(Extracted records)
--------
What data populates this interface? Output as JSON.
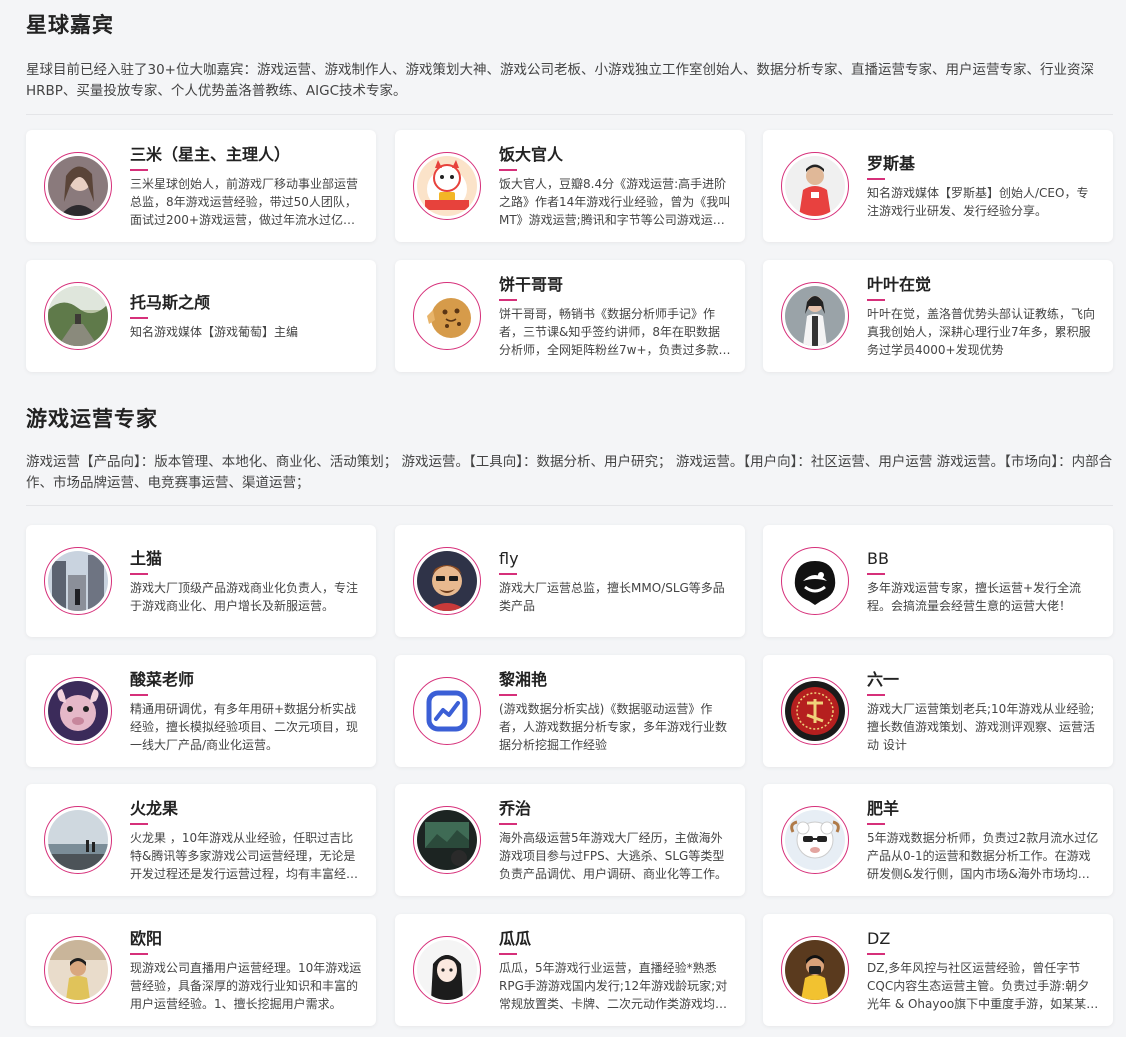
{
  "guests_section": {
    "title": "星球嘉宾",
    "description": "星球目前已经入驻了30+位大咖嘉宾：游戏运营、游戏制作人、游戏策划大神、游戏公司老板、小游戏独立工作室创始人、数据分析专家、直播运营专家、用户运营专家、行业资深HRBP、买量投放专家、个人优势盖洛普教练、AIGC技术专家。",
    "cards": [
      {
        "name": "三米（星主、主理人）",
        "bio": "三米星球创始人，前游戏厂移动事业部运营总监，8年游戏运营经验，带过50人团队，面试过200+游戏运营，做过年流水过亿的游戏项目。",
        "avatar": "portrait-photo"
      },
      {
        "name": "饭大官人",
        "bio": "饭大官人，豆瓣8.4分《游戏运营:高手进阶之路》作者14年游戏行业经验，曾为《我叫 MT》游戏运营;腾讯和字节等公司游戏运营。",
        "avatar": "lucky-cat-icon"
      },
      {
        "name": "罗斯基",
        "bio": "知名游戏媒体【罗斯基】创始人/CEO，专注游戏行业研发、发行经验分享。",
        "avatar": "portrait-photo"
      },
      {
        "name": "托马斯之颅",
        "bio": "知名游戏媒体【游戏葡萄】主编",
        "avatar": "landscape-photo"
      },
      {
        "name": "饼干哥哥",
        "bio": "饼干哥哥，畅销书《数据分析师手记》作者，三节课&知乎签约讲师，8年在职数据分析师，全网矩阵粉丝7w+，负责过多款游戏数据分析。",
        "avatar": "cookie-icon"
      },
      {
        "name": "叶叶在觉",
        "bio": "叶叶在觉，盖洛普优势头部认证教练，飞向真我创始人，深耕心理行业7年多，累积服务过学员4000+发现优势",
        "avatar": "portrait-photo"
      }
    ]
  },
  "experts_section": {
    "title": "游戏运营专家",
    "description": "游戏运营【产品向】：版本管理、本地化、商业化、活动策划； 游戏运营。【工具向】：数据分析、用户研究； 游戏运营。【用户向】：社区运营、用户运营 游戏运营。【市场向】：内部合作、市场品牌运营、电竞赛事运营、渠道运营；",
    "cards": [
      {
        "name": "土猫",
        "bio": "游戏大厂顶级产品游戏商业化负责人，专注于游戏商业化、用户增长及新服运营。",
        "avatar": "city-photo"
      },
      {
        "name": "fly",
        "bio": "游戏大厂运营总监，擅长MMO/SLG等多品类产品",
        "avatar": "cartoon-avatar"
      },
      {
        "name": "BB",
        "bio": "多年游戏运营专家，擅长运营+发行全流程。会搞流量会经营生意的运营大佬！",
        "avatar": "bird-logo-icon"
      },
      {
        "name": "酸菜老师",
        "bio": "精通用研调优，有多年用研+数据分析实战经验，擅长模拟经验项目、二次元项目，现一线大厂产品/商业化运营。",
        "avatar": "creature-photo"
      },
      {
        "name": "黎湘艳",
        "bio": "(游戏数据分析实战)《数据驱动运营》作者，人游戏数据分析专家，多年游戏行业数据分析挖掘工作经验",
        "avatar": "chart-logo-icon"
      },
      {
        "name": "六一",
        "bio": "游戏大厂运营策划老兵;10年游戏从业经验;擅长数值游戏策划、游戏测评观察、运营活动 设计",
        "avatar": "seal-logo-icon"
      },
      {
        "name": "火龙果",
        "bio": "火龙果 ，10年游戏从业经验，任职过吉比特&腾讯等多家游戏公司运营经理，无论是开发过程还是发行运营过程，均有丰富经验。",
        "avatar": "seaside-photo"
      },
      {
        "name": "乔治",
        "bio": "海外高级运营5年游戏大厂经历，主做海外游戏项目参与过FPS、大逃杀、SLG等类型负责产品调优、用户调研、商业化等工作。",
        "avatar": "screen-photo"
      },
      {
        "name": "肥羊",
        "bio": "5年游戏数据分析师，负责过2款月流水过亿产品从0-1的运营和数据分析工作。在游戏研发侧&发行侧，国内市场&海外市场均有经验。",
        "avatar": "sheep-cartoon-icon"
      },
      {
        "name": "欧阳",
        "bio": "现游戏公司直播用户运营经理。10年游戏运营经验，具备深厚的游戏行业知识和丰富的用户运营经验。1、擅长挖掘用户需求。",
        "avatar": "portrait-photo"
      },
      {
        "name": "瓜瓜",
        "bio": "瓜瓜，5年游戏行业运营，直播经验*熟悉RPG手游游戏国内发行;12年游戏龄玩家;对常规放置类、卡牌、二次元动作类游戏均有研究。",
        "avatar": "anime-girl-icon"
      },
      {
        "name": "DZ",
        "bio": "DZ,多年风控与社区运营经验，曾任字节CQC内容生态运营主管。负责过手游:朝夕光年 & Ohayoo旗下中重度手游，如某某某项目。",
        "avatar": "portrait-photo"
      }
    ]
  },
  "colors": {
    "accent": "#d6307a",
    "background": "#f4f5f7",
    "card": "#ffffff"
  }
}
--------
— WHAT YOU HAVE TO DO —
Only the number is needed here: how many lines of the records contain "cartoon"?

— RESPONSE TO THE EXERCISE —
2